• Exercise prompt: Copy out each line containing "nice" from the entries below.

• Stored data:
= = =

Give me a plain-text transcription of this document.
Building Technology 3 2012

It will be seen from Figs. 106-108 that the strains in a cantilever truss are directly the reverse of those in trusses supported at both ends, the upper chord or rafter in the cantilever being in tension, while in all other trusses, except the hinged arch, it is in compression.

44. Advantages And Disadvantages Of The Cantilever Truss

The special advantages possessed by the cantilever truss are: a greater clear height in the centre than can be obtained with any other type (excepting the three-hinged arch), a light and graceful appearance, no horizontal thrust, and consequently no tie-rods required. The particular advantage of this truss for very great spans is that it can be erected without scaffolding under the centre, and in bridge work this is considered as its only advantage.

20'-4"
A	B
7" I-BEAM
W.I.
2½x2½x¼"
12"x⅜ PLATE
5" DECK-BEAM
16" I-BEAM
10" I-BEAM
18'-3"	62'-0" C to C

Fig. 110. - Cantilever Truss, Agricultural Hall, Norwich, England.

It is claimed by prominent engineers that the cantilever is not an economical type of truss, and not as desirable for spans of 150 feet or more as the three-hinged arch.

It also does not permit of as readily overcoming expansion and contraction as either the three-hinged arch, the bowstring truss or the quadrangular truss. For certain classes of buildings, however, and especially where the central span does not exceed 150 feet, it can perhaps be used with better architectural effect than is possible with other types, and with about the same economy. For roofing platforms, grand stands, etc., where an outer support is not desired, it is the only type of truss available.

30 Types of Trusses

= = =

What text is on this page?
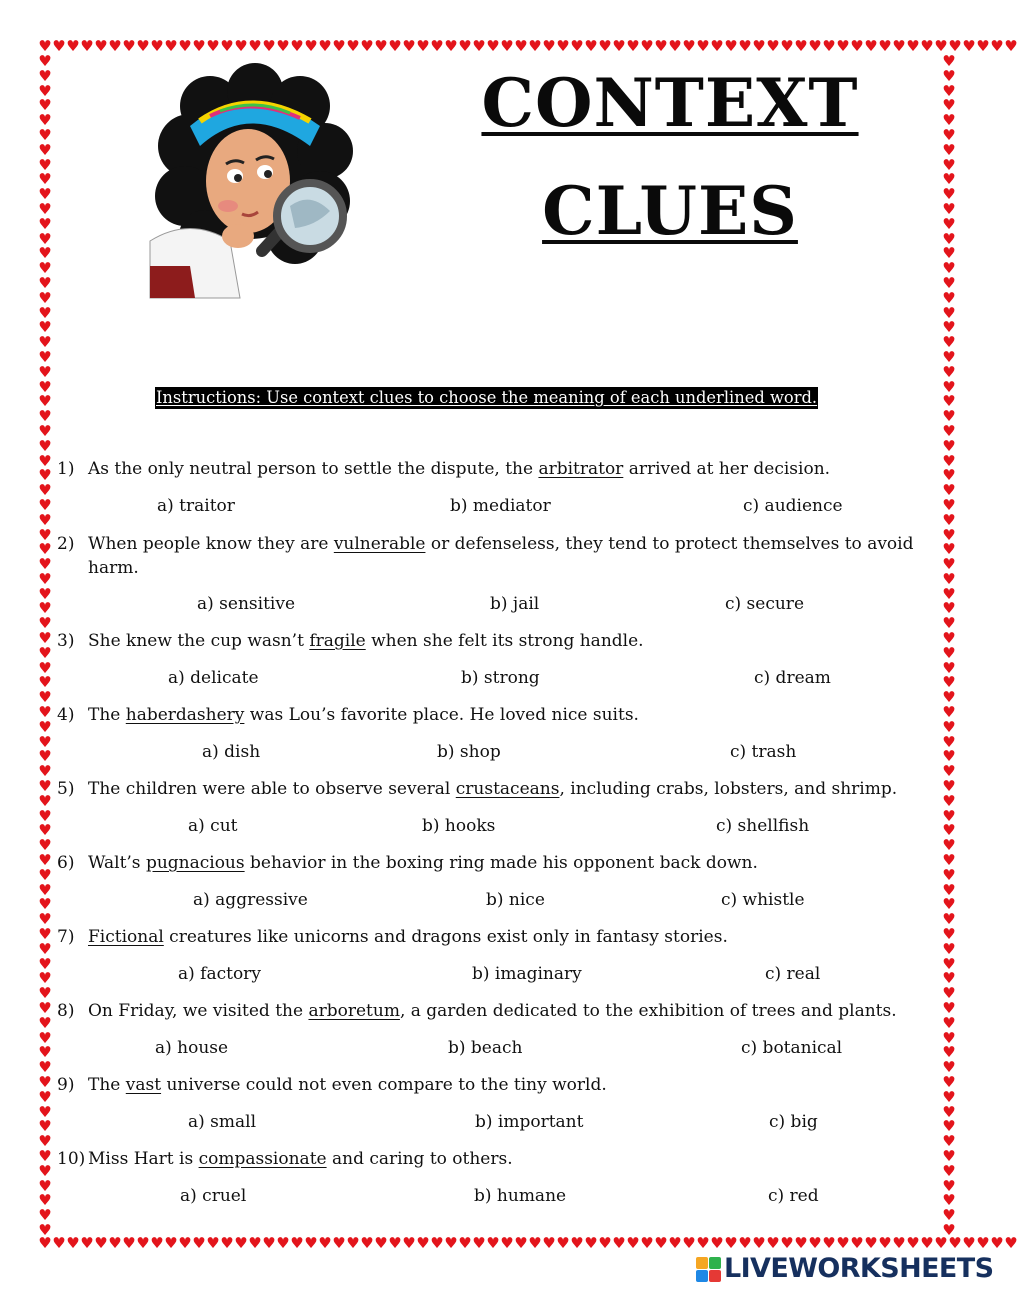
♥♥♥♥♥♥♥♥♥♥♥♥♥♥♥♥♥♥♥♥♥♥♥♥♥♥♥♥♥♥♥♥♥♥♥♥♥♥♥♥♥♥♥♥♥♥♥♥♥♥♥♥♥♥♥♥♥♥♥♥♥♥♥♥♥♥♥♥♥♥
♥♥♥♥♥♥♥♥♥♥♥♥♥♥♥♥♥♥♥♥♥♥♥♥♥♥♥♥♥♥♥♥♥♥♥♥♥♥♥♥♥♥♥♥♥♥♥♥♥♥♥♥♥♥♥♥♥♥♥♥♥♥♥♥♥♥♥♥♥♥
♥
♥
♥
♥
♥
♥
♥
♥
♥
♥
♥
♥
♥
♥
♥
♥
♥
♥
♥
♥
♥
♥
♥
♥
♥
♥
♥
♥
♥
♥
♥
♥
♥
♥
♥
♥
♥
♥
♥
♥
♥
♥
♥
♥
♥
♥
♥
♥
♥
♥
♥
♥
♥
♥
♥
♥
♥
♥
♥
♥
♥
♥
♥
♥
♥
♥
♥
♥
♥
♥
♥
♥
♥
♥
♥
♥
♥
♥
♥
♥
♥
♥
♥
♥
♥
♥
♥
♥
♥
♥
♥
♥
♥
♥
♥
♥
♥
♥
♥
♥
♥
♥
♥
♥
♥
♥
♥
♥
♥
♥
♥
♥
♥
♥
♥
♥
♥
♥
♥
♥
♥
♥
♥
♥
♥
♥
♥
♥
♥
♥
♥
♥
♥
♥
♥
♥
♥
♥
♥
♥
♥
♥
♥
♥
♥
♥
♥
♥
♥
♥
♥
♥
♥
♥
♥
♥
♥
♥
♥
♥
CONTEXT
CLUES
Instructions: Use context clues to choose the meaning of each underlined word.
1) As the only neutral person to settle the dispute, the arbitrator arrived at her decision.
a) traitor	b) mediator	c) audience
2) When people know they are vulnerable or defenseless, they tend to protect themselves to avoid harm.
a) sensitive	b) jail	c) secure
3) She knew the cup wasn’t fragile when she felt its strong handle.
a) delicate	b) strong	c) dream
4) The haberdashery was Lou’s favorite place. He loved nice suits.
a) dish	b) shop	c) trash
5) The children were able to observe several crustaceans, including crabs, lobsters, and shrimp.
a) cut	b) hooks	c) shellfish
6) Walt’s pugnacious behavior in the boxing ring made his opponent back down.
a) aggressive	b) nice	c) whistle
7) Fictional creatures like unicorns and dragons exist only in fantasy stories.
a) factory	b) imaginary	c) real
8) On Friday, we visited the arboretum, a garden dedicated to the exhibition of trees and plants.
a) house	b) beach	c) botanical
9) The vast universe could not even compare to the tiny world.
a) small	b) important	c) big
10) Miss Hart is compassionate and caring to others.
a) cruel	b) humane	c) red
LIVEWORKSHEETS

= = =

• Answer to the task:
4) The haberdashery was Lou’s favorite place. He loved nice suits.
a) aggressive	b) nice	c) whistle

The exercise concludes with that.